> _INPUT DATA_:
········

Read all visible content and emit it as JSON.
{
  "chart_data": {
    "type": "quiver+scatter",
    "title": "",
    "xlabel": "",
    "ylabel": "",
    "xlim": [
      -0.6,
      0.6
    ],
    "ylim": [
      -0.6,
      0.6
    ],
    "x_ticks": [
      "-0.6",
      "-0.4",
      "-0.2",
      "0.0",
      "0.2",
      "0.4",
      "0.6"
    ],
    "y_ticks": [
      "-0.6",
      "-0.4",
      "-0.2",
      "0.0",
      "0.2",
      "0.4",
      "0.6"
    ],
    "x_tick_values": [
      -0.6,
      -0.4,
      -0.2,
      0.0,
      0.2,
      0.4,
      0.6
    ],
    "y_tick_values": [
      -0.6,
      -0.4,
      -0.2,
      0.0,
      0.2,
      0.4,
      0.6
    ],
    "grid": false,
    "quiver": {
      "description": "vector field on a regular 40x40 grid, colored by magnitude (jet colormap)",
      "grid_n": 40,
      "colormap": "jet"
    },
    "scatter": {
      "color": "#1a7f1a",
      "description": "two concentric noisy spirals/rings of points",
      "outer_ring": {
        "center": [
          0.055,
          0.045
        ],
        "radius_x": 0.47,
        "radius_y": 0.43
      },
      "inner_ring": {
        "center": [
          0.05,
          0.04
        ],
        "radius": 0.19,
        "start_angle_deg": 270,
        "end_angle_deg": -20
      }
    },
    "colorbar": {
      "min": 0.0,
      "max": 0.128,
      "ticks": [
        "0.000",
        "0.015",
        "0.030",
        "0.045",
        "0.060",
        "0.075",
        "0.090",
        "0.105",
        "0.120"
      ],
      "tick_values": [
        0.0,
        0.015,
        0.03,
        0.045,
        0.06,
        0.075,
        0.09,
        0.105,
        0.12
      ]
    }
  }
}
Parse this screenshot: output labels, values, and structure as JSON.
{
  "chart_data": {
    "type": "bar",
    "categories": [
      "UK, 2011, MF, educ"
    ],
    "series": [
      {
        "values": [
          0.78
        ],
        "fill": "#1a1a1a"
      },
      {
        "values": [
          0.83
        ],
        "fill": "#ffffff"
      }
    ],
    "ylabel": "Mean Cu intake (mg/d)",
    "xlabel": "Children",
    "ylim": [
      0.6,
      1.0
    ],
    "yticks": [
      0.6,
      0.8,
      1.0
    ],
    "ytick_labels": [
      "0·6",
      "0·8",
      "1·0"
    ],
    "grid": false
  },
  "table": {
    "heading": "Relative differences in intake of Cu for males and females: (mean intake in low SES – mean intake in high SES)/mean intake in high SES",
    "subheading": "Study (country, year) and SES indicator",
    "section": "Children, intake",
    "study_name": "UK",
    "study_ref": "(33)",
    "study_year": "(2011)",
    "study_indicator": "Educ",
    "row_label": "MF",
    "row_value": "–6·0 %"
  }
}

········

> _TASK REQUIREMENTS_: Copy the records above exactly.

> _RESPONSE TO THE TASK_:
Read all visible content and emit it as JSON.
{
  "chart_data": {
    "type": "quiver+scatter",
    "title": "",
    "xlabel": "",
    "ylabel": "",
    "xlim": [
      -0.6,
      0.6
    ],
    "ylim": [
      -0.6,
      0.6
    ],
    "x_ticks": [
      "-0.6",
      "-0.4",
      "-0.2",
      "0.0",
      "0.2",
      "0.4",
      "0.6"
    ],
    "y_ticks": [
      "-0.6",
      "-0.4",
      "-0.2",
      "0.0",
      "0.2",
      "0.4",
      "0.6"
    ],
    "x_tick_values": [
      -0.6,
      -0.4,
      -0.2,
      0.0,
      0.2,
      0.4,
      0.6
    ],
    "y_tick_values": [
      -0.6,
      -0.4,
      -0.2,
      0.0,
      0.2,
      0.4,
      0.6
    ],
    "grid": false,
    "quiver": {
      "description": "vector field on a regular 40x40 grid, colored by magnitude (jet colormap)",
      "grid_n": 40,
      "colormap": "jet"
    },
    "scatter": {
      "color": "#1a7f1a",
      "description": "two concentric noisy spirals/rings of points",
      "outer_ring": {
        "center": [
          0.055,
          0.045
        ],
        "radius_x": 0.47,
        "radius_y": 0.43
      },
      "inner_ring": {
        "center": [
          0.05,
          0.04
        ],
        "radius": 0.19,
        "start_angle_deg": 270,
        "end_angle_deg": -20
      }
    },
    "colorbar": {
      "min": 0.0,
      "max": 0.128,
      "ticks": [
        "0.000",
        "0.015",
        "0.030",
        "0.045",
        "0.060",
        "0.075",
        "0.090",
        "0.105",
        "0.120"
      ],
      "tick_values": [
        0.0,
        0.015,
        0.03,
        0.045,
        0.06,
        0.075,
        0.09,
        0.105,
        0.12
      ]
    }
  }
}
Parse this screenshot: output labels, values, and structure as JSON.
{
  "chart_data": {
    "type": "bar",
    "categories": [
      "UK, 2011, MF, educ"
    ],
    "series": [
      {
        "values": [
          0.78
        ],
        "fill": "#1a1a1a"
      },
      {
        "values": [
          0.83
        ],
        "fill": "#ffffff"
      }
    ],
    "ylabel": "Mean Cu intake (mg/d)",
    "xlabel": "Children",
    "ylim": [
      0.6,
      1.0
    ],
    "yticks": [
      0.6,
      0.8,
      1.0
    ],
    "ytick_labels": [
      "0·6",
      "0·8",
      "1·0"
    ],
    "grid": false
  },
  "table": {
    "heading": "Relative differences in intake of Cu for males and females: (mean intake in low SES – mean intake in high SES)/mean intake in high SES",
    "subheading": "Study (country, year) and SES indicator",
    "section": "Children, intake",
    "study_name": "UK",
    "study_ref": "(33)",
    "study_year": "(2011)",
    "study_indicator": "Educ",
    "row_label": "MF",
    "row_value": "–6·0 %"
  }
}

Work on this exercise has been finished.